▶ [Supplied records]
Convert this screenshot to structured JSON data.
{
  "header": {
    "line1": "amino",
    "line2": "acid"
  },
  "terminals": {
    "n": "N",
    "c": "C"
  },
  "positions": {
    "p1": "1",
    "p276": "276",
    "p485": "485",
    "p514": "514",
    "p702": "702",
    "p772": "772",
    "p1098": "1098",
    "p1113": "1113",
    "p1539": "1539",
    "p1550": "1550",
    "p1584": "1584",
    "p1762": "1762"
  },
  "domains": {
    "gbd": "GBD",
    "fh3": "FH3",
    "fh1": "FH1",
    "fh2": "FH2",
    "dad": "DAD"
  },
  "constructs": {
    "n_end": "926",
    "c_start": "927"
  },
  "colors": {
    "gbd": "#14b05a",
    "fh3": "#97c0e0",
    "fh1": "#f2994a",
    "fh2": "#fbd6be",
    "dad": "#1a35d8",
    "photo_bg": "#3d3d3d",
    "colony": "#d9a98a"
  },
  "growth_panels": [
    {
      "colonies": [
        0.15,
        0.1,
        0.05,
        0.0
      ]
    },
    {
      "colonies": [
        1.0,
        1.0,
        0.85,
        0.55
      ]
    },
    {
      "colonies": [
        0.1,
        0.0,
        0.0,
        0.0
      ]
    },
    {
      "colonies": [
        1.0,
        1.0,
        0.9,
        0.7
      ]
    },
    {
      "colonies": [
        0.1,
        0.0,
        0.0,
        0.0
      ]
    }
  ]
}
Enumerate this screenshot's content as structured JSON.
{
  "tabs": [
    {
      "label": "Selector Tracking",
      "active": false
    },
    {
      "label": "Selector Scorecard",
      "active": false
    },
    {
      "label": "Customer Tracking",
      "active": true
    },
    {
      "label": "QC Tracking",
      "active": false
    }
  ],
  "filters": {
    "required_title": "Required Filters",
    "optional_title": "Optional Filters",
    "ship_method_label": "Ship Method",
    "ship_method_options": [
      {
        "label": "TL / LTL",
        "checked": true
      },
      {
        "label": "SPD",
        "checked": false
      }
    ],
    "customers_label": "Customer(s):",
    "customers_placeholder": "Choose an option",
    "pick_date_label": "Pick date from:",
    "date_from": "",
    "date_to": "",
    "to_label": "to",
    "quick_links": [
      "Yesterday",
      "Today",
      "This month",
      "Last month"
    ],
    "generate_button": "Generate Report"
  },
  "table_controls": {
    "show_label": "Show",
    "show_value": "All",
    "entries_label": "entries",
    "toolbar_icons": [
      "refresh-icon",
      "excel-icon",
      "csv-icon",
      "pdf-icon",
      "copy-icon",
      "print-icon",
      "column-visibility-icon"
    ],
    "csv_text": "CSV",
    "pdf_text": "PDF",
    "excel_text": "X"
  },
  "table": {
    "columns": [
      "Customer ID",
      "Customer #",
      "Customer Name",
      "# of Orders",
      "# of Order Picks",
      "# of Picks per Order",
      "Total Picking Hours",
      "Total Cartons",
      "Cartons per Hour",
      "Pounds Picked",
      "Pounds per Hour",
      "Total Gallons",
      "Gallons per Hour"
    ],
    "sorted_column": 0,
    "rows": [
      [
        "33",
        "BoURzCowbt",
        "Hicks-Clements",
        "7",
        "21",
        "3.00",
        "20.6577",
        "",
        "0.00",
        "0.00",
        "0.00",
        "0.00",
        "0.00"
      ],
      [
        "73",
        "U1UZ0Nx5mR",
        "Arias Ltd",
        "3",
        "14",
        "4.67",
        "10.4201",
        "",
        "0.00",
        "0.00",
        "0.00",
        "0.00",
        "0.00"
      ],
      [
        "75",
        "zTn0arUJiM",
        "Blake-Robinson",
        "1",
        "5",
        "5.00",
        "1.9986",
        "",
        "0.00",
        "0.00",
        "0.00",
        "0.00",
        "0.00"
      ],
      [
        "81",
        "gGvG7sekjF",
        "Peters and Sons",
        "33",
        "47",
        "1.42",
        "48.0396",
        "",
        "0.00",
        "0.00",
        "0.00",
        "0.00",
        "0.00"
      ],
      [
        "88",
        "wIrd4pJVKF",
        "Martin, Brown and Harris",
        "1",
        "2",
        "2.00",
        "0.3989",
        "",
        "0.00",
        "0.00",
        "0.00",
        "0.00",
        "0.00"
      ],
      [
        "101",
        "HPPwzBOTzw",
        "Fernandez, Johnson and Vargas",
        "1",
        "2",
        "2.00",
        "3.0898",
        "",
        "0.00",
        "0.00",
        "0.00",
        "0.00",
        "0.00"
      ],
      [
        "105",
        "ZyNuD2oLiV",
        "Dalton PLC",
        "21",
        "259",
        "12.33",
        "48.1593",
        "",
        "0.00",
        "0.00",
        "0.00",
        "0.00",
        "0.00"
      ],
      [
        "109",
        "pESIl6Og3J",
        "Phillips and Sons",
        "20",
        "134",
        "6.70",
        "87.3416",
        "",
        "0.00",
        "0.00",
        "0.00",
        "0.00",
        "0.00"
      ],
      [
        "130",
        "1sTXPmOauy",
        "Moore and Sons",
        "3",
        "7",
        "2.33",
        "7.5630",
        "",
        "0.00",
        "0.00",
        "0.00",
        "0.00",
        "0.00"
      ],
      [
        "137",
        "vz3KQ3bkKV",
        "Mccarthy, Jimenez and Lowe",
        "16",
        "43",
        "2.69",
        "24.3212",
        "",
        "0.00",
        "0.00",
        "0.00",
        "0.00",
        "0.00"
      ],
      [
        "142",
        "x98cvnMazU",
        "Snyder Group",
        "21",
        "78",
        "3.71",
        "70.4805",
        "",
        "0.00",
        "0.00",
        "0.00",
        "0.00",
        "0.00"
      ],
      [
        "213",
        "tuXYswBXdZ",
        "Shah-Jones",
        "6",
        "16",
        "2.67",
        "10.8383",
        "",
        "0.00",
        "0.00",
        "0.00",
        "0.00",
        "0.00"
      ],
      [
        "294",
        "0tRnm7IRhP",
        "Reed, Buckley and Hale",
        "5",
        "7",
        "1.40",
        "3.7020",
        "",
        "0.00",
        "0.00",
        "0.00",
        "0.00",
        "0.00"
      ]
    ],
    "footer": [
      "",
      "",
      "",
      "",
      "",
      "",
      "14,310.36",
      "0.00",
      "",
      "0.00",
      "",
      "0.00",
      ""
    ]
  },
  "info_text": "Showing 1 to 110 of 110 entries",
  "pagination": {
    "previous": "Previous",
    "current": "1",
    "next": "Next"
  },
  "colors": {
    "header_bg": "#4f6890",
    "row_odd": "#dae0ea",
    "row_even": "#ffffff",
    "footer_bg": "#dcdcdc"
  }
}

▶ [Problem requirements]
Of the lines in this data, how many contain "structured"? Reply with only the number.

▶ [Written response]
2